BEGIN INPUT FOR THIS TASK
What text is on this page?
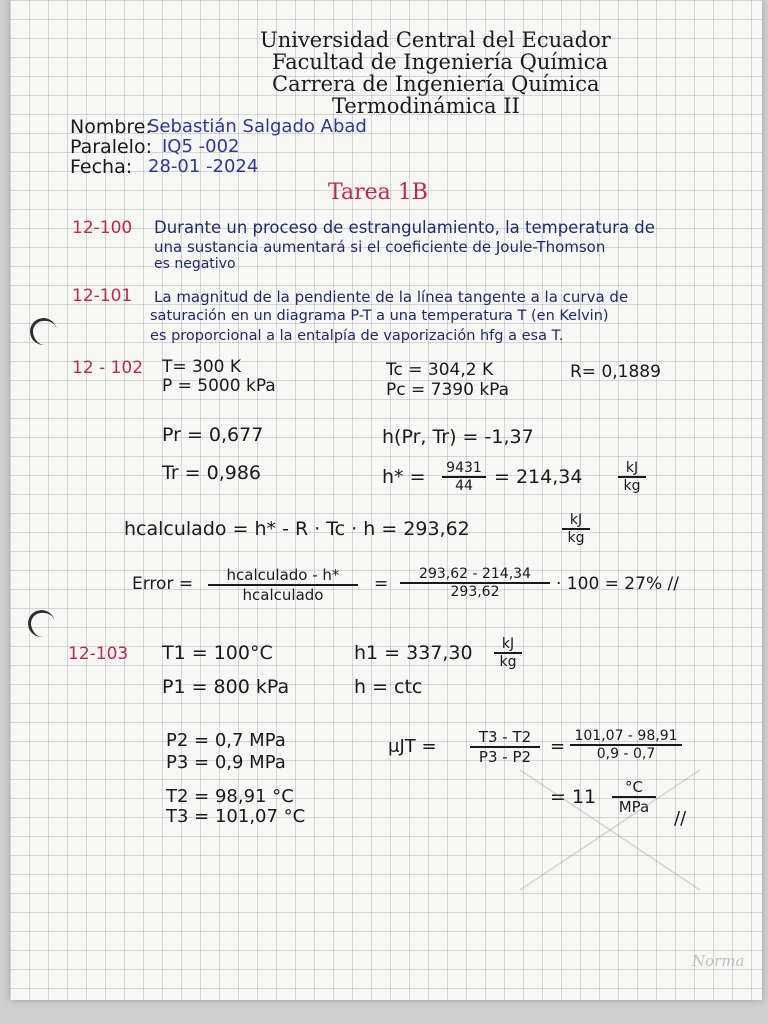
Universidad Central del Ecuador
Facultad de Ingeniería Química
Carrera de Ingeniería Química
Termodinámica II
Nombre:
Sebastián Salgado Abad
Paralelo: IQ5 -002
Fecha: 28-01 -2024
Tarea 1B
12-100 Durante un proceso de estrangulamiento, la temperatura de
una sustancia aumentará si el coeficiente de Joule-Thomson
es negativo
12-101 La magnitud de la pendiente de la línea tangente a la curva de
saturación en un diagrama P-T a una temperatura T (en Kelvin)
es proporcional a la entalpía de vaporización hfg a esa T.
12 - 102 T= 300 K
P = 5000 kPa
Tc = 304,2 K
Pc = 7390 kPa
R= 0,1889
Pr = 0,677
Tr = 0,986
h(Pr, Tr) = -1,37
$h* = \frac{9431}{44} = 214,34$	$\frac{kJ}{kg}$
hcalculado = h* - R · Tc · h = 293,62	$\frac{kJ}{kg}$
Error =	hcalculado - h*
hcalculado
= $\frac{293,62 - 214,34}{293,62} \cdot 100 = 27\%$ //
12-103 T1 = 100°C
P1 = 800 kPa
$h1 = 337,30 \frac{kJ}{kg}$
h = ctc
P2 = 0,7 MPa
P3 = 0,9 MPa
T2 = 98,91 °C
T3 = 101,07 °C
$\mu JT = \frac{T3 - T2}{P3 - P2} = \frac{101,07 - 98,91}{0,9 - 0,7}$
= 11	°C
MPa
//
Norma
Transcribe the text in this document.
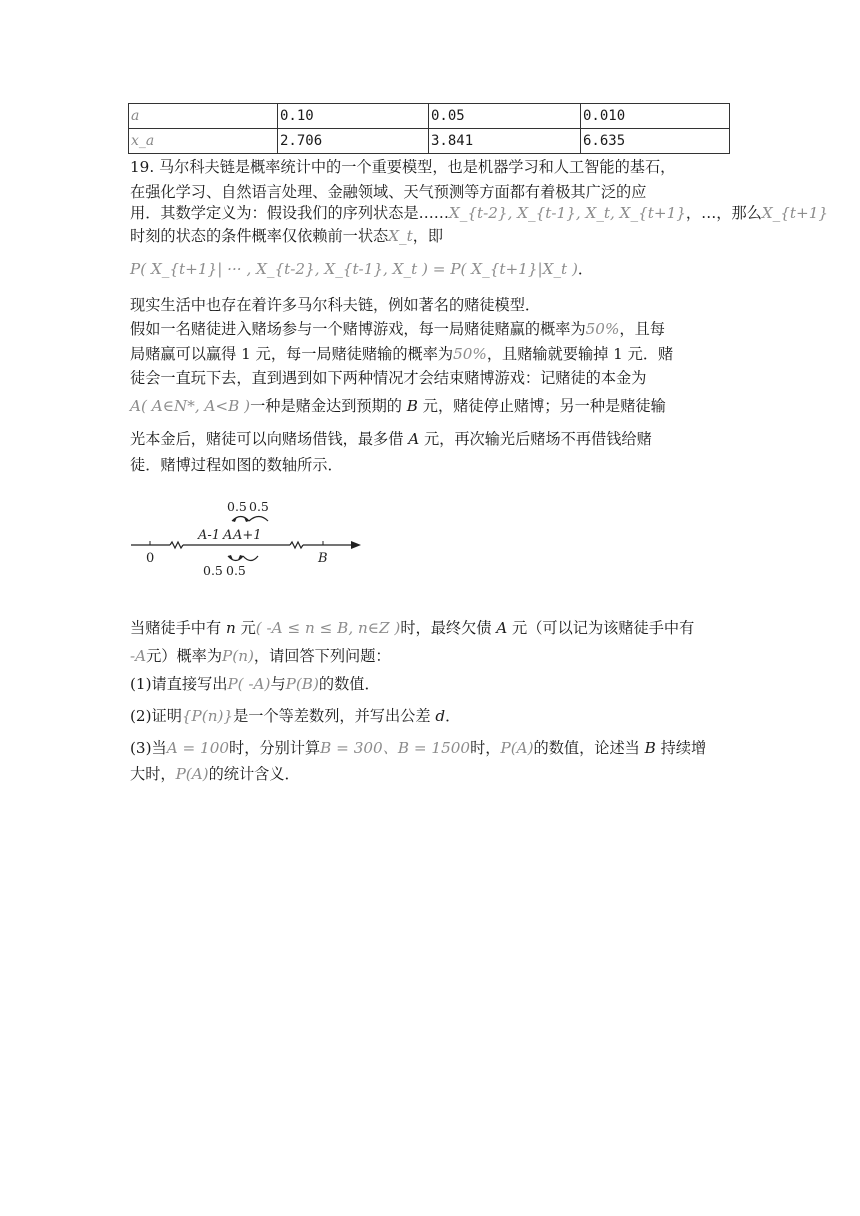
a	0.10	0.05	0.010
x_a	2.706	3.841	6.635
19. 马尔科夫链是概率统计中的一个重要模型，也是机器学习和人工智能的基石，
在强化学习、自然语言处理、金融领域、天气预测等方面都有着极其广泛的应
用．其数学定义为：假设我们的序列状态是……X_{t-2}, X_{t-1}, X_t, X_{t+1}，…，那么X_{t+1}
时刻的状态的条件概率仅依赖前一状态X_t，即
P( X_{t+1}| ··· , X_{t-2}, X_{t-1}, X_t ) = P( X_{t+1}|X_t )．
现实生活中也存在着许多马尔科夫链，例如著名的赌徒模型．
假如一名赌徒进入赌场参与一个赌博游戏，每一局赌徒赌赢的概率为50%，且每
局赌赢可以赢得 1 元，每一局赌徒赌输的概率为50%，且赌输就要输掉 1 元．赌
徒会一直玩下去，直到遇到如下两种情况才会结束赌博游戏：记赌徒的本金为
A( A∈N*, A<B )一种是赌金达到预期的 B 元，赌徒停止赌博；另一种是赌徒输
光本金后，赌徒可以向赌场借钱，最多借 A 元，再次输光后赌场不再借钱给赌
徒．赌博过程如图的数轴所示．
0.5 0.5
A-1 A A+1
0	B
0.5 0.5
当赌徒手中有 n 元( -A ≤ n ≤ B, n∈Z )时，最终欠债 A 元（可以记为该赌徒手中有
-A元）概率为P(n)，请回答下列问题：
(1)请直接写出P( -A)与P(B)的数值．
(2)证明{P(n)}是一个等差数列，并写出公差 d．
(3)当A = 100时，分别计算B = 300、B = 1500时，P(A)的数值，论述当 B 持续增
大时，P(A)的统计含义．
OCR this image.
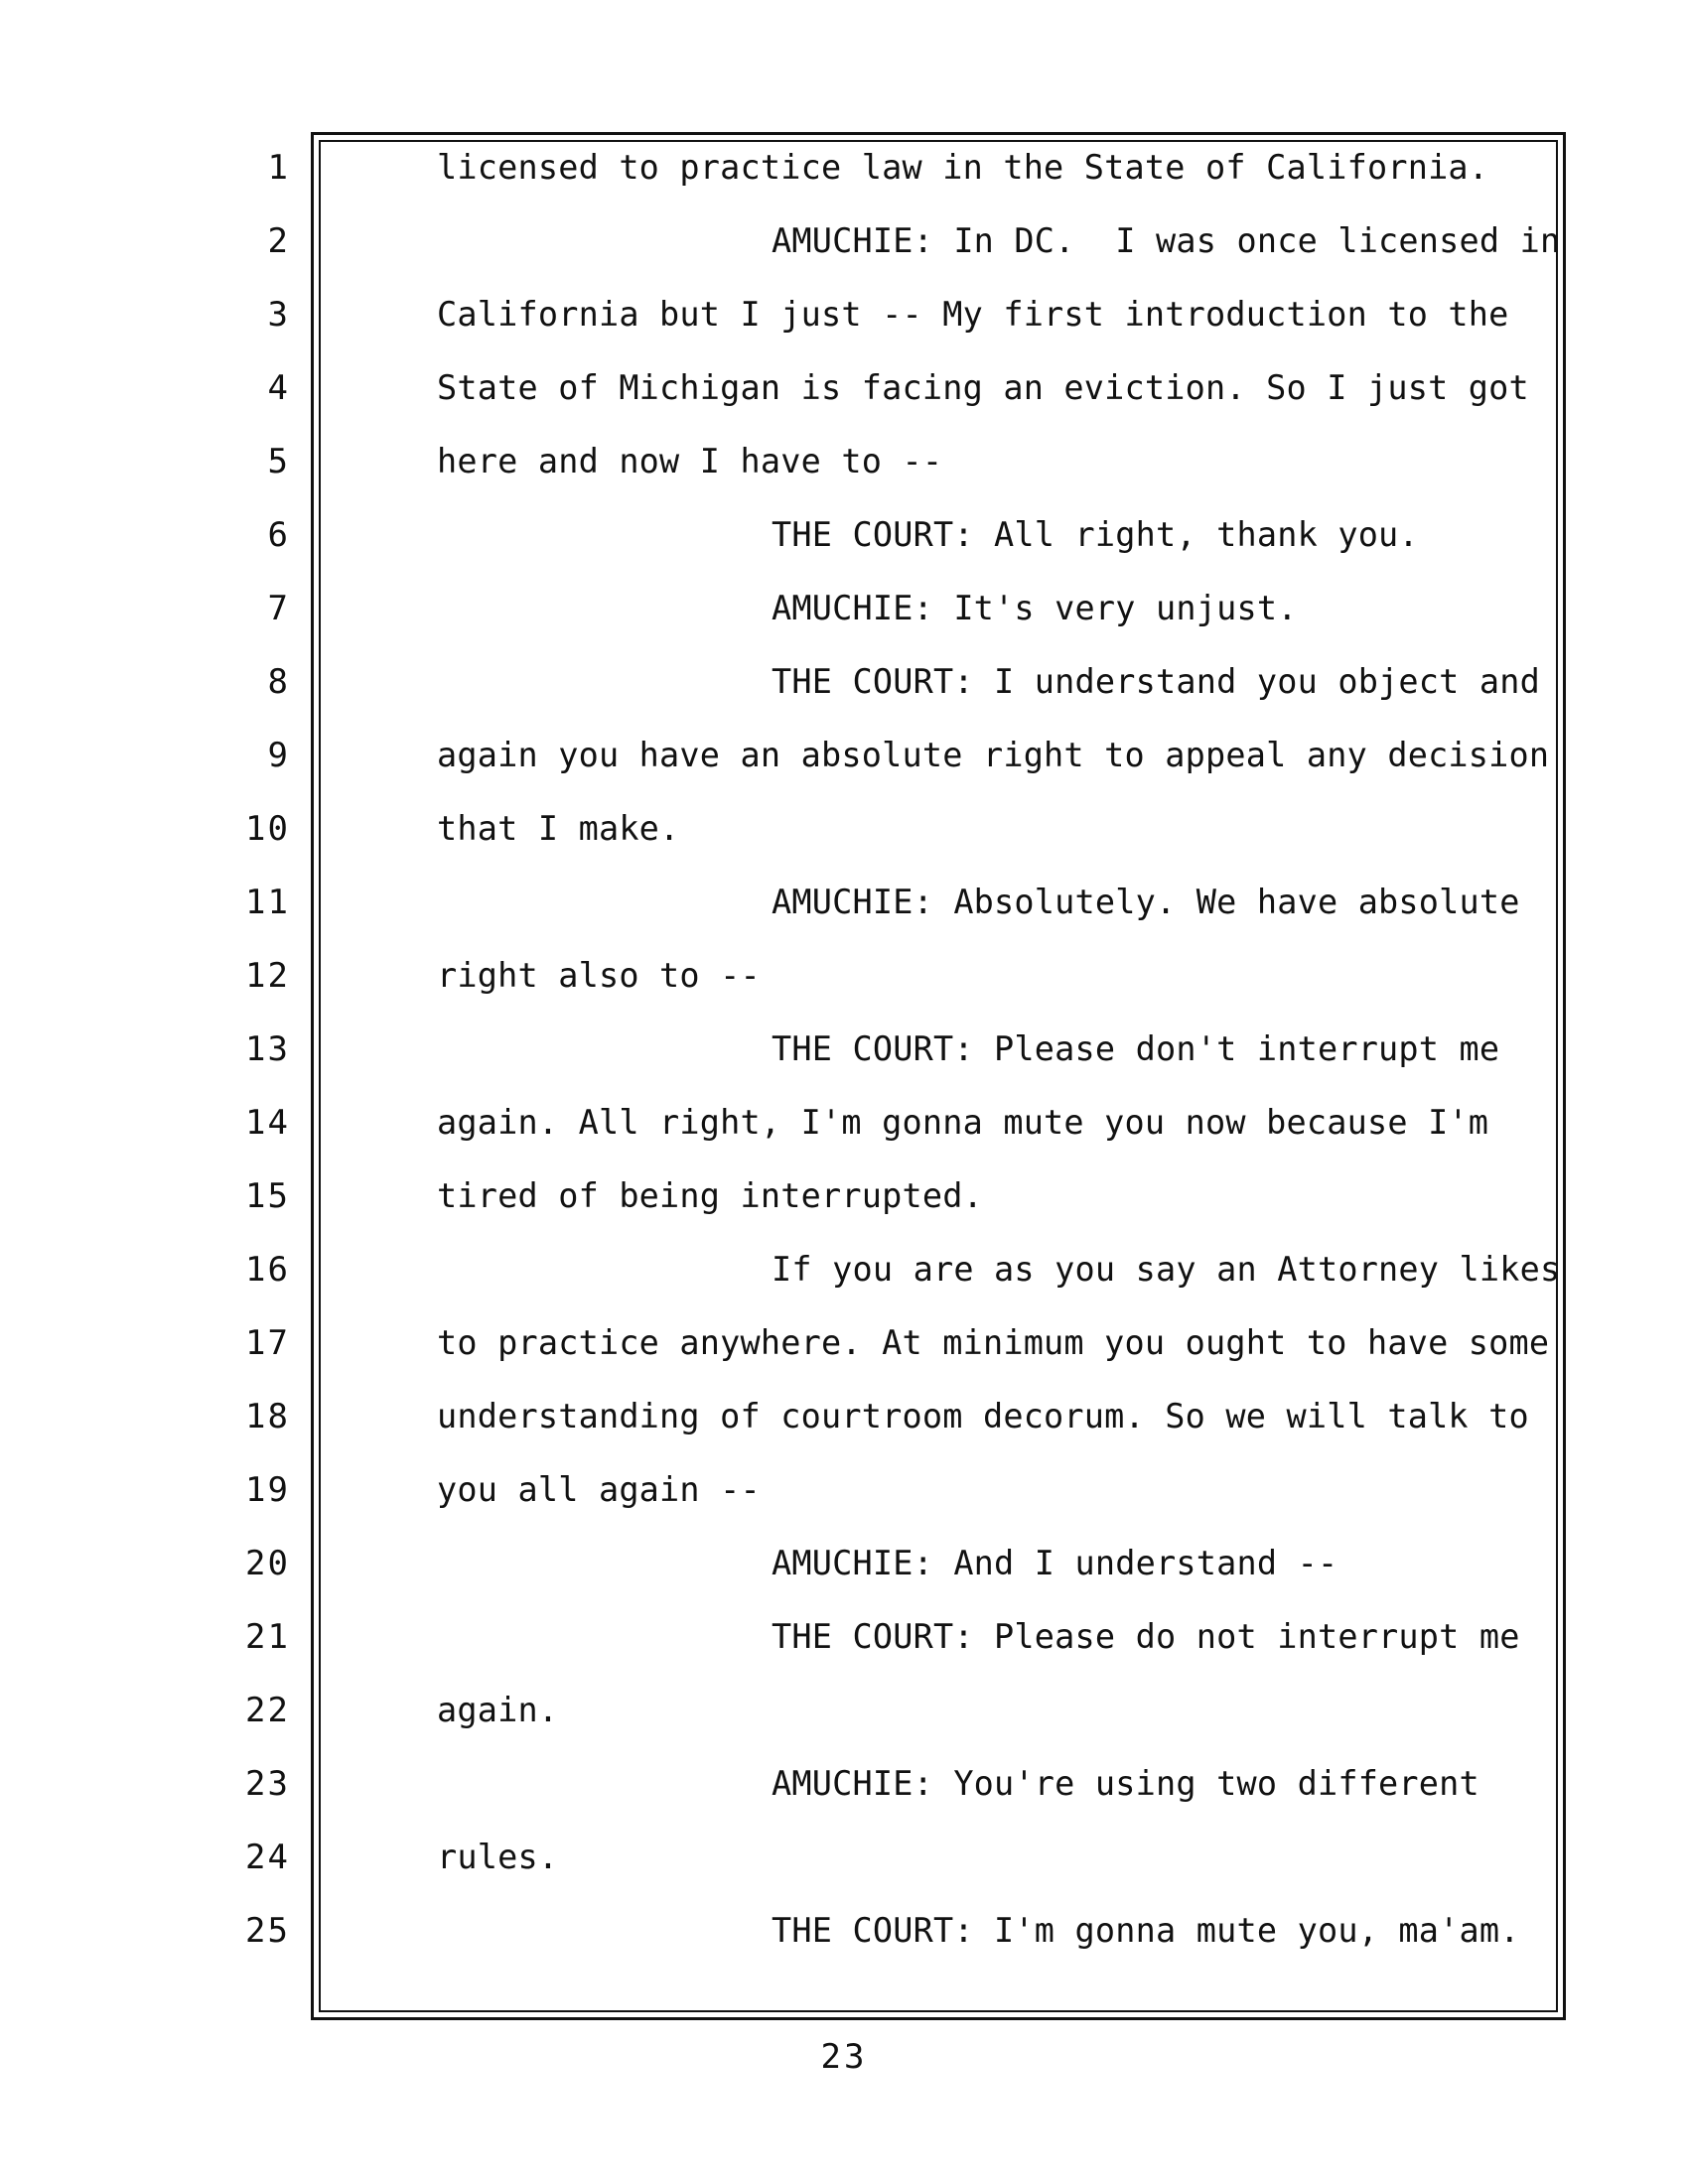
1
2
3
4
5
6
7
8
9
10
11
12
13
14
15
16
17
18
19
20
21
22
23
24
25
licensed to practice law in the State of California.
AMUCHIE: In DC.  I was once licensed in
California but I just -- My first introduction to the
State of Michigan is facing an eviction. So I just got
here and now I have to --
THE COURT: All right, thank you.
AMUCHIE: It's very unjust.
THE COURT: I understand you object and
again you have an absolute right to appeal any decision
that I make.
AMUCHIE: Absolutely. We have absolute
right also to --
THE COURT: Please don't interrupt me
again. All right, I'm gonna mute you now because I'm
tired of being interrupted.
If you are as you say an Attorney likes
to practice anywhere. At minimum you ought to have some
understanding of courtroom decorum. So we will talk to
you all again --
AMUCHIE: And I understand --
THE COURT: Please do not interrupt me
again.
AMUCHIE: You're using two different
rules.
THE COURT: I'm gonna mute you, ma'am.
23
END INPUT FOR THIS TASK
YOUR OBJECTIVE:
Reproduce all of the data exactly; the pictures do not belong in the copy.

FULL SOLUTION:
What text is on this page?
Universidad Central del Ecuador
Facultad de Ingeniería Química
Carrera de Ingeniería Química
Termodinámica II
Nombre:
Sebastián Salgado Abad
Paralelo: IQ5 -002
Fecha: 28-01 -2024
Tarea 1B
12-100 Durante un proceso de estrangulamiento, la temperatura de
una sustancia aumentará si el coeficiente de Joule-Thomson
es negativo
12-101 La magnitud de la pendiente de la línea tangente a la curva de
saturación en un diagrama P-T a una temperatura T (en Kelvin)
es proporcional a la entalpía de vaporización hfg a esa T.
12 - 102 T= 300 K
P = 5000 kPa
Tc = 304,2 K
Pc = 7390 kPa
R= 0,1889
Pr = 0,677
Tr = 0,986
h(Pr, Tr) = -1,37
$h* = \frac{9431}{44} = 214,34$	$\frac{kJ}{kg}$
hcalculado = h* - R · Tc · h = 293,62	$\frac{kJ}{kg}$
Error =	hcalculado - h*
hcalculado
= $\frac{293,62 - 214,34}{293,62} \cdot 100 = 27\%$ //
12-103 T1 = 100°C
P1 = 800 kPa
$h1 = 337,30 \frac{kJ}{kg}$
h = ctc
P2 = 0,7 MPa
P3 = 0,9 MPa
T2 = 98,91 °C
T3 = 101,07 °C
$\mu JT = \frac{T3 - T2}{P3 - P2} = \frac{101,07 - 98,91}{0,9 - 0,7}$
= 11	°C
MPa
//
Norma
Transcribe the text in this document.
a	0.10	0.05	0.010
x_a	2.706	3.841	6.635
19. 马尔科夫链是概率统计中的一个重要模型，也是机器学习和人工智能的基石，
在强化学习、自然语言处理、金融领域、天气预测等方面都有着极其广泛的应
用．其数学定义为：假设我们的序列状态是……X_{t-2}, X_{t-1}, X_t, X_{t+1}，…，那么X_{t+1}
时刻的状态的条件概率仅依赖前一状态X_t，即
P( X_{t+1}| ··· , X_{t-2}, X_{t-1}, X_t ) = P( X_{t+1}|X_t )．
现实生活中也存在着许多马尔科夫链，例如著名的赌徒模型．
假如一名赌徒进入赌场参与一个赌博游戏，每一局赌徒赌赢的概率为50%，且每
局赌赢可以赢得 1 元，每一局赌徒赌输的概率为50%，且赌输就要输掉 1 元．赌
徒会一直玩下去，直到遇到如下两种情况才会结束赌博游戏：记赌徒的本金为
A( A∈N*, A<B )一种是赌金达到预期的 B 元，赌徒停止赌博；另一种是赌徒输
光本金后，赌徒可以向赌场借钱，最多借 A 元，再次输光后赌场不再借钱给赌
徒．赌博过程如图的数轴所示．
0.5 0.5
A-1 A A+1
0	B
0.5 0.5
当赌徒手中有 n 元( -A ≤ n ≤ B, n∈Z )时，最终欠债 A 元（可以记为该赌徒手中有
-A元）概率为P(n)，请回答下列问题：
(1)请直接写出P( -A)与P(B)的数值．
(2)证明{P(n)}是一个等差数列，并写出公差 d．
(3)当A = 100时，分别计算B = 300、B = 1500时，P(A)的数值，论述当 B 持续增
大时，P(A)的统计含义．
OCR this image.
1
2
3
4
5
6
7
8
9
10
11
12
13
14
15
16
17
18
19
20
21
22
23
24
25
licensed to practice law in the State of California.
AMUCHIE: In DC.  I was once licensed in
California but I just -- My first introduction to the
State of Michigan is facing an eviction. So I just got
here and now I have to --
THE COURT: All right, thank you.
AMUCHIE: It's very unjust.
THE COURT: I understand you object and
again you have an absolute right to appeal any decision
that I make.
AMUCHIE: Absolutely. We have absolute
right also to --
THE COURT: Please don't interrupt me
again. All right, I'm gonna mute you now because I'm
tired of being interrupted.
If you are as you say an Attorney likes
to practice anywhere. At minimum you ought to have some
understanding of courtroom decorum. So we will talk to
you all again --
AMUCHIE: And I understand --
THE COURT: Please do not interrupt me
again.
AMUCHIE: You're using two different
rules.
THE COURT: I'm gonna mute you, ma'am.
23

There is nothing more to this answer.